= What needs to be done =
Please go through the records below and return every line holding the word "Hall".

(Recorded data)

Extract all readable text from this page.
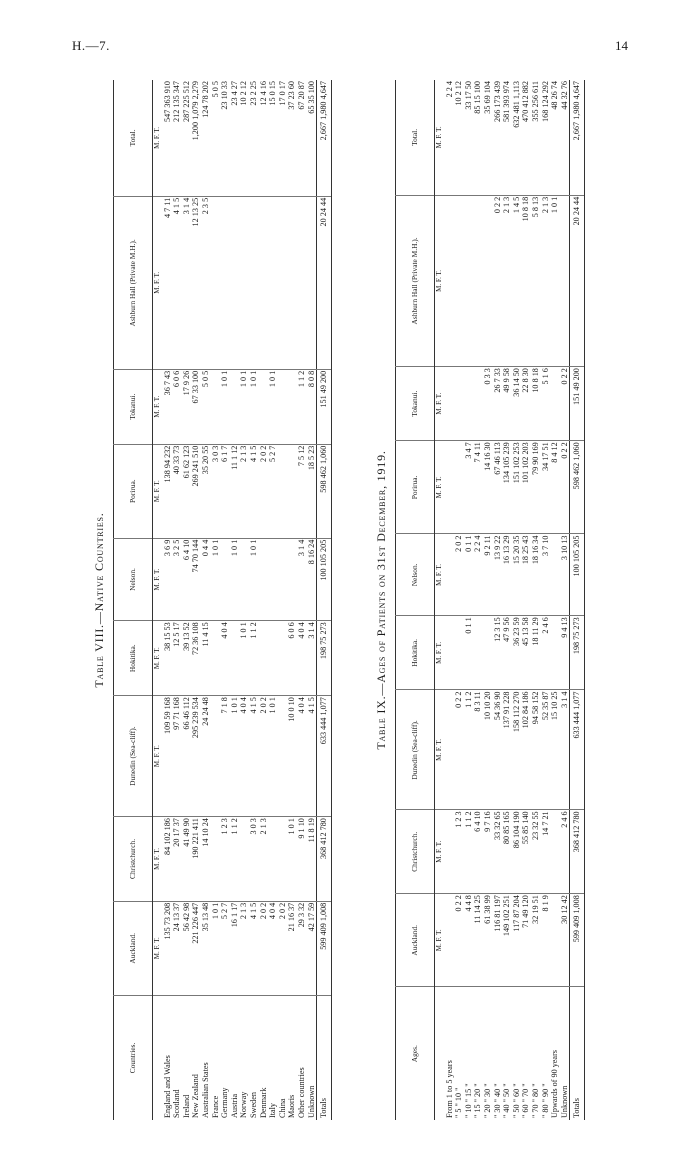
H.—7.	14
Table VIII.—Native Countries.
Countries.	Auckland.	Christchurch.	Dunedin (Sea-cliff).	Hokitika.	Nelson.	Porirua.	Tokanui.	Ashburn Hall (Private M.H.).	Total.
	M. F. T.	M. F. T.	M. F. T.	M. F. T.	M. F. T.	M. F. T.	M. F. T.	M. F. T.	M. F. T.
England and Wales	135 73 208	84 102 186	109 59 168	38 15 53	3 6 9	138 94 232	36 7 43	4 7 11	547 363 910
Scotland	24 13 37	20 17 37	97 71 168	12 5 17	3 2 5	40 33 73	6 0 6	4 1 5	212 135 347
Ireland	56 42 98	41 49 90	66 46 112	39 13 52	6 4 10	61 62 123	17 9 26	3 1 4	287 225 512
New Zealand	221 226 447	190 221 411	295 239 534	72 36 108	74 70 144	269 241 510	67 33 100	12 13 25	1,200 1,079 2,279
Australian States	35 13 48	14 10 24	24 24 48	11 4 15	0 4 4	35 20 55	5 0 5	2 3 5	124 78 202
France	1 0 1				1 0 1	3 0 3			5 0 5
Germany	5 2 7	1 2 3	7 1 8	4 0 4		6 1 7	1 0 1		23 10 33
Austria	16 1 17	1 1 2	1 0 1		1 0 1	11 1 12			23 4 27
Norway	2 1 3		4 0 4	1 0 1		2 1 3	1 0 1		10 2 12
Sweden	4 1 5	3 0 3	4 1 5	1 1 2	1 0 1	4 1 5	1 0 1		23 2 25
Denmark	2 0 2	2 1 3	2 0 2			2 0 2			12 4 16
Italy	4 0 4		1 0 1			5 2 7	1 0 1		15 0 15
China	2 0 2								17 0 17
Maoris	21 16 37	1 0 1	10 0 10	6 0 6					37 23 60
Other countries	29 3 32	9 1 10	4 0 4	4 0 4	3 1 4	7 5 12	1 1 2		67 20 87
Unknown	42 17 59	11 8 19	4 1 5	3 1 4	8 16 24	18 5 23	8 0 8		65 35 100
Totals	599 409 1,008	368 412 780	633 444 1,077	198 75 273	100 105 205	598 462 1,060	151 49 200	20 24 44	2,667 1,980 4,647
Table IX.—Ages of Patients on 31st December, 1919.
Ages.	Auckland.	Christchurch.	Dunedin (Sea-cliff).	Hokitika.	Nelson.	Porirua.	Tokanui.	Ashburn Hall (Private M.H.).	Total.
	M. F. T.	M. F. T.	M. F. T.	M. F. T.	M. F. T.	M. F. T.	M. F. T.	M. F. T.	M. F. T.
From 1 to 5 years									2 2 4
" 5 " 10 "	0 2 2	1 2 3	0 2 2		2 0 2				10 2 12
" 10 " 15 "	4 4 8	1 1 2	1 1 2	0 1 1	0 1 1	3 4 7			33 17 50
" 15 " 20 "	11 14 25	6 4 10	8 3 11		2 2 4	7 4 11			85 15 100
" 20 " 30 "	61 38 99	9 7 16	10 10 20		9 2 11	14 16 30	0 3 3		35 69 104
" 30 " 40 "	116 81 197	33 32 65	54 36 90	12 3 15	13 9 22	67 46 113	26 7 33	0 2 2	266 173 439
" 40 " 50 "	149 102 251	80 85 165	137 91 228	47 9 56	16 13 29	134 105 239	49 9 58	2 1 3	581 393 974
" 50 " 60 "	117 87 204	86 104 190	158 112 270	36 23 59	15 20 35	151 102 253	36 14 50	1 4 5	632 481 1,113
" 60 " 70 "	71 49 120	55 85 140	102 84 186	45 13 58	18 25 43	101 102 203	22 8 30	10 8 18	470 412 882
" 70 " 80 "	32 19 51	23 32 55	94 58 152	18 11 29	18 16 34	79 90 169	10 8 18	5 8 13	355 256 611
" 80 " 90 "	8 1 9	14 7 21	52 35 87	2 4 6	3 7 10	34 17 51	5 1 6	2 1 3	168 124 292
Upwards of 90 years			15 10 25			8 4 12		1 0 1	48 26 74
Unknown	30 12 42	2 4 6	3 1 4	9 4 13	3 10 13	0 2 2	0 2 2		44 32 76
Totals	599 409 1,008	368 412 780	633 444 1,077	198 75 273	100 105 205	598 462 1,060	151 49 200	20 24 44	2,667 1,980 4,647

= Output below =
Countries.	Auckland.	Christchurch.	Dunedin (Sea-cliff).	Hokitika.	Nelson.	Porirua.	Tokanui.	Ashburn Hall (Private M.H.).	Total.
Ages.	Auckland.	Christchurch.	Dunedin (Sea-cliff).	Hokitika.	Nelson.	Porirua.	Tokanui.	Ashburn Hall (Private M.H.).	Total.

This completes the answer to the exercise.